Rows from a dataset

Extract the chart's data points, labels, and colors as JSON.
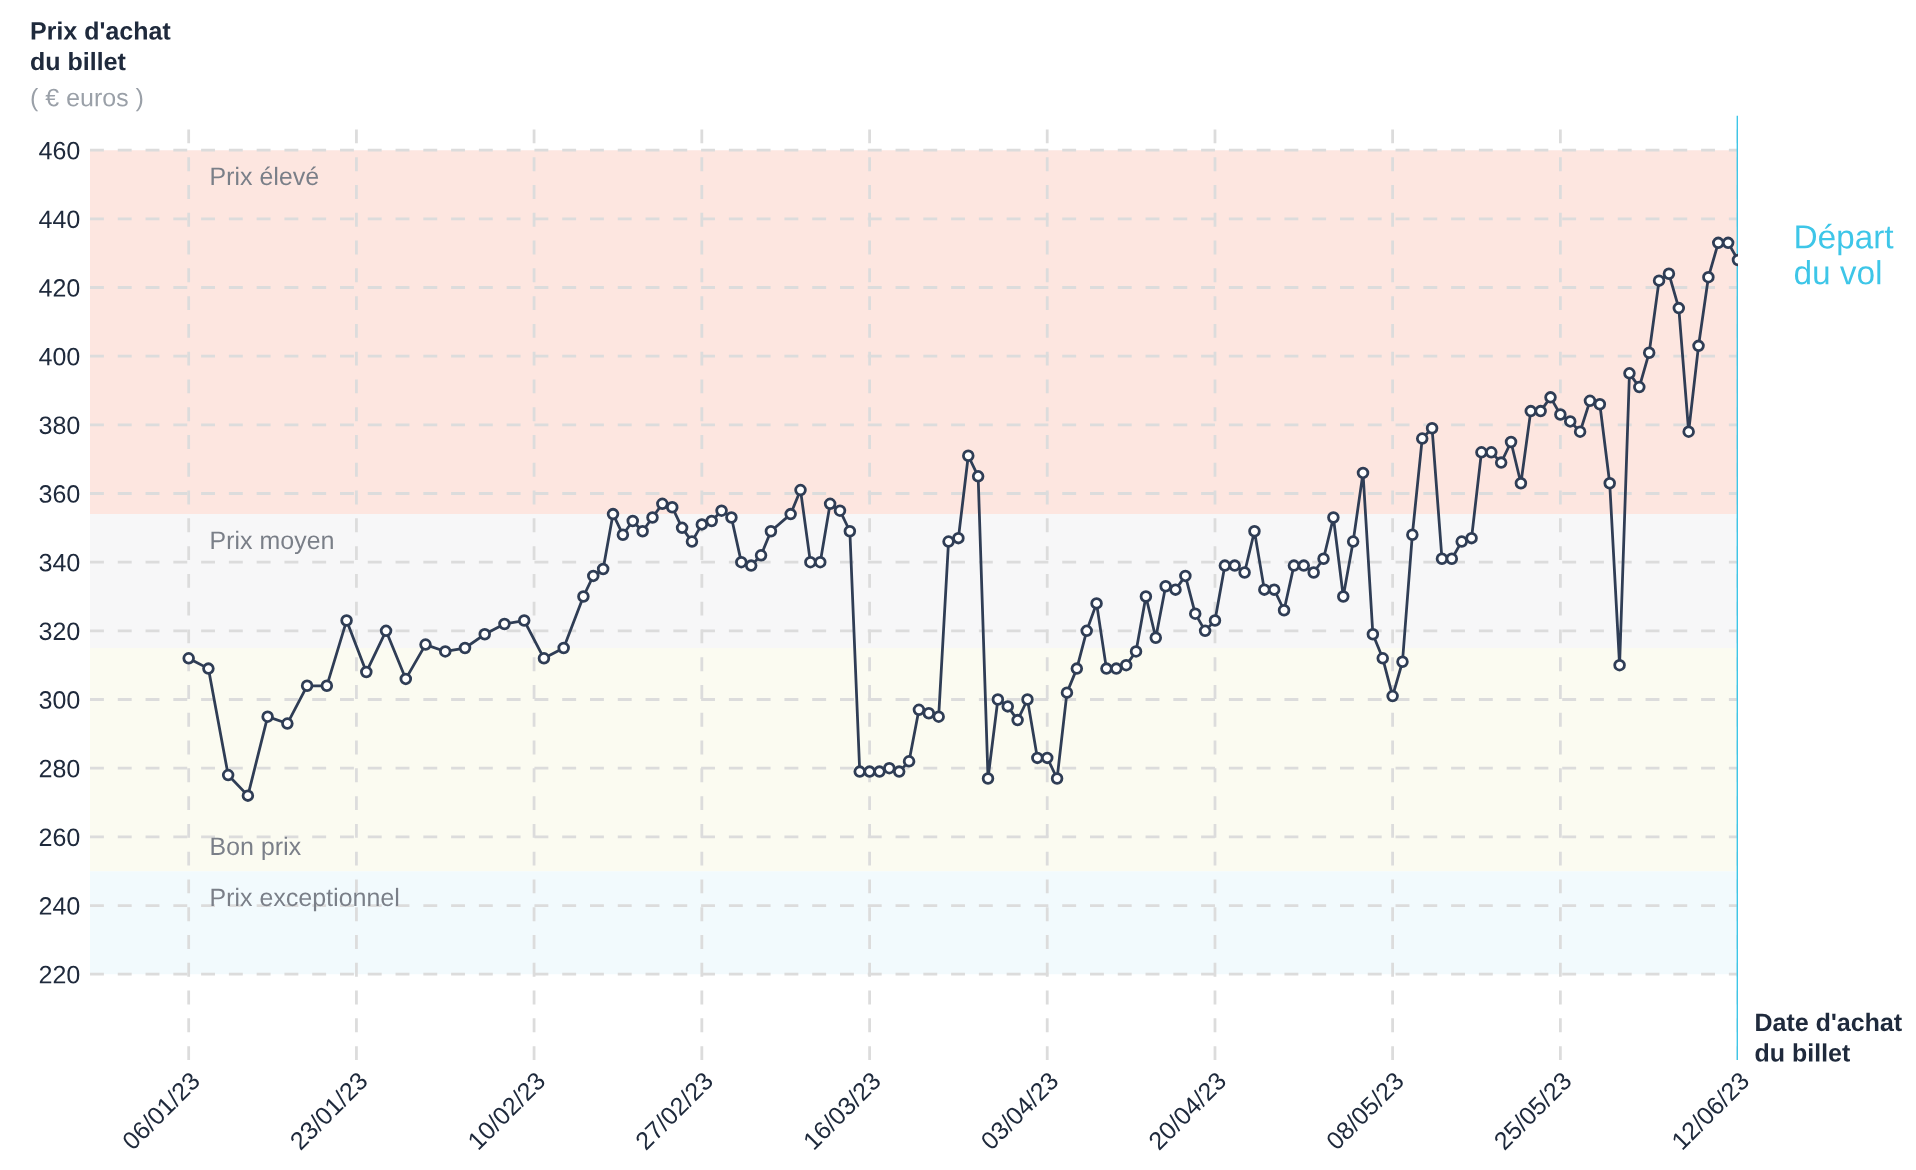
{
  "chart_data": {
    "type": "line",
    "ylabel": "Prix d'achat\ndu billet",
    "xlabel": "Date d'achat\ndu billet",
    "annotations": [
      "( € euros )"
    ],
    "x": [
      "2023-01-06",
      "2023-01-08",
      "2023-01-10",
      "2023-01-12",
      "2023-01-14",
      "2023-01-16",
      "2023-01-18",
      "2023-01-20",
      "2023-01-22",
      "2023-01-24",
      "2023-01-26",
      "2023-01-28",
      "2023-01-30",
      "2023-02-01",
      "2023-02-03",
      "2023-02-05",
      "2023-02-07",
      "2023-02-09",
      "2023-02-11",
      "2023-02-13",
      "2023-02-15",
      "2023-02-16",
      "2023-02-17",
      "2023-02-18",
      "2023-02-19",
      "2023-02-20",
      "2023-02-21",
      "2023-02-22",
      "2023-02-23",
      "2023-02-24",
      "2023-02-25",
      "2023-02-26",
      "2023-02-27",
      "2023-02-28",
      "2023-03-01",
      "2023-03-02",
      "2023-03-03",
      "2023-03-04",
      "2023-03-05",
      "2023-03-06",
      "2023-03-08",
      "2023-03-09",
      "2023-03-10",
      "2023-03-11",
      "2023-03-12",
      "2023-03-13",
      "2023-03-14",
      "2023-03-15",
      "2023-03-16",
      "2023-03-17",
      "2023-03-18",
      "2023-03-19",
      "2023-03-20",
      "2023-03-21",
      "2023-03-22",
      "2023-03-23",
      "2023-03-24",
      "2023-03-25",
      "2023-03-26",
      "2023-03-27",
      "2023-03-28",
      "2023-03-29",
      "2023-03-30",
      "2023-03-31",
      "2023-04-01",
      "2023-04-02",
      "2023-04-03",
      "2023-04-04",
      "2023-04-05",
      "2023-04-06",
      "2023-04-07",
      "2023-04-08",
      "2023-04-09",
      "2023-04-10",
      "2023-04-11",
      "2023-04-12",
      "2023-04-13",
      "2023-04-14",
      "2023-04-15",
      "2023-04-16",
      "2023-04-17",
      "2023-04-18",
      "2023-04-19",
      "2023-04-20",
      "2023-04-21",
      "2023-04-22",
      "2023-04-23",
      "2023-04-24",
      "2023-04-25",
      "2023-04-26",
      "2023-04-27",
      "2023-04-28",
      "2023-04-29",
      "2023-04-30",
      "2023-05-01",
      "2023-05-02",
      "2023-05-03",
      "2023-05-04",
      "2023-05-05",
      "2023-05-06",
      "2023-05-07",
      "2023-05-08",
      "2023-05-09",
      "2023-05-10",
      "2023-05-11",
      "2023-05-12",
      "2023-05-13",
      "2023-05-14",
      "2023-05-15",
      "2023-05-16",
      "2023-05-17",
      "2023-05-18",
      "2023-05-19",
      "2023-05-20",
      "2023-05-21",
      "2023-05-22",
      "2023-05-23",
      "2023-05-24",
      "2023-05-25",
      "2023-05-26",
      "2023-05-27",
      "2023-05-28",
      "2023-05-29",
      "2023-05-30",
      "2023-05-31",
      "2023-06-01",
      "2023-06-02",
      "2023-06-03",
      "2023-06-04",
      "2023-06-05",
      "2023-06-06",
      "2023-06-07",
      "2023-06-08",
      "2023-06-09",
      "2023-06-10",
      "2023-06-11",
      "2023-06-12"
    ],
    "series": [
      {
        "color": "#2f3d55",
        "values": [
          312,
          309,
          278,
          272,
          295,
          293,
          304,
          304,
          323,
          308,
          320,
          306,
          316,
          314,
          315,
          319,
          322,
          323,
          312,
          315,
          330,
          336,
          338,
          354,
          348,
          352,
          349,
          353,
          357,
          356,
          350,
          346,
          351,
          352,
          355,
          353,
          340,
          339,
          342,
          349,
          354,
          361,
          340,
          340,
          357,
          355,
          349,
          279,
          279,
          279,
          280,
          279,
          282,
          297,
          296,
          295,
          346,
          347,
          371,
          365,
          277,
          300,
          298,
          294,
          300,
          283,
          283,
          277,
          302,
          309,
          320,
          328,
          309,
          309,
          310,
          314,
          330,
          318,
          333,
          332,
          336,
          325,
          320,
          323,
          339,
          339,
          337,
          349,
          332,
          332,
          326,
          339,
          339,
          337,
          341,
          353,
          330,
          346,
          366,
          319,
          312,
          301,
          311,
          348,
          376,
          379,
          341,
          341,
          346,
          347,
          372,
          372,
          369,
          375,
          363,
          384,
          384,
          388,
          383,
          381,
          378,
          387,
          386,
          363,
          310,
          395,
          391,
          401,
          422,
          424,
          414,
          378,
          403,
          423,
          433,
          433,
          428
        ]
      }
    ],
    "marker": "circle",
    "line_style": "solid",
    "grid": true,
    "legend": false,
    "xlim": [
      "2022-12-27",
      "2023-06-12"
    ],
    "ylim": [
      195,
      470
    ],
    "yticks": [
      220,
      240,
      260,
      280,
      300,
      320,
      340,
      360,
      380,
      400,
      420,
      440,
      460
    ],
    "xticks": [
      {
        "value": "2023-01-06",
        "label": "06/01/23"
      },
      {
        "value": "2023-01-23",
        "label": "23/01/23"
      },
      {
        "value": "2023-02-10",
        "label": "10/02/23"
      },
      {
        "value": "2023-02-27",
        "label": "27/02/23"
      },
      {
        "value": "2023-03-16",
        "label": "16/03/23"
      },
      {
        "value": "2023-04-03",
        "label": "03/04/23"
      },
      {
        "value": "2023-04-20",
        "label": "20/04/23"
      },
      {
        "value": "2023-05-08",
        "label": "08/05/23"
      },
      {
        "value": "2023-05-25",
        "label": "25/05/23"
      },
      {
        "value": "2023-06-12",
        "label": "12/06/23"
      }
    ],
    "bands": [
      {
        "axis": "y",
        "from": 354,
        "to": 460,
        "label": "Prix élevé",
        "color": "#fde6e0"
      },
      {
        "axis": "y",
        "from": 315,
        "to": 354,
        "label": "Prix moyen",
        "color": "#f7f7f8"
      },
      {
        "axis": "y",
        "from": 250,
        "to": 315,
        "label": "Bon prix",
        "color": "#fbfbf1"
      },
      {
        "axis": "y",
        "from": 220,
        "to": 250,
        "label": "Prix exceptionnel",
        "color": "#f2fafd"
      }
    ],
    "ref_lines": [
      {
        "axis": "x",
        "value": "2023-06-12",
        "label": "Départ\ndu vol",
        "color": "#3ec6e8",
        "line_style": "solid"
      }
    ]
  }
}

> TASK GOAL: Gather all lines from the listing above in which "billet" occurs.

> RESULT BELOW:
    "ylabel": "Prix d'achat\ndu billet",
    "xlabel": "Date d'achat\ndu billet",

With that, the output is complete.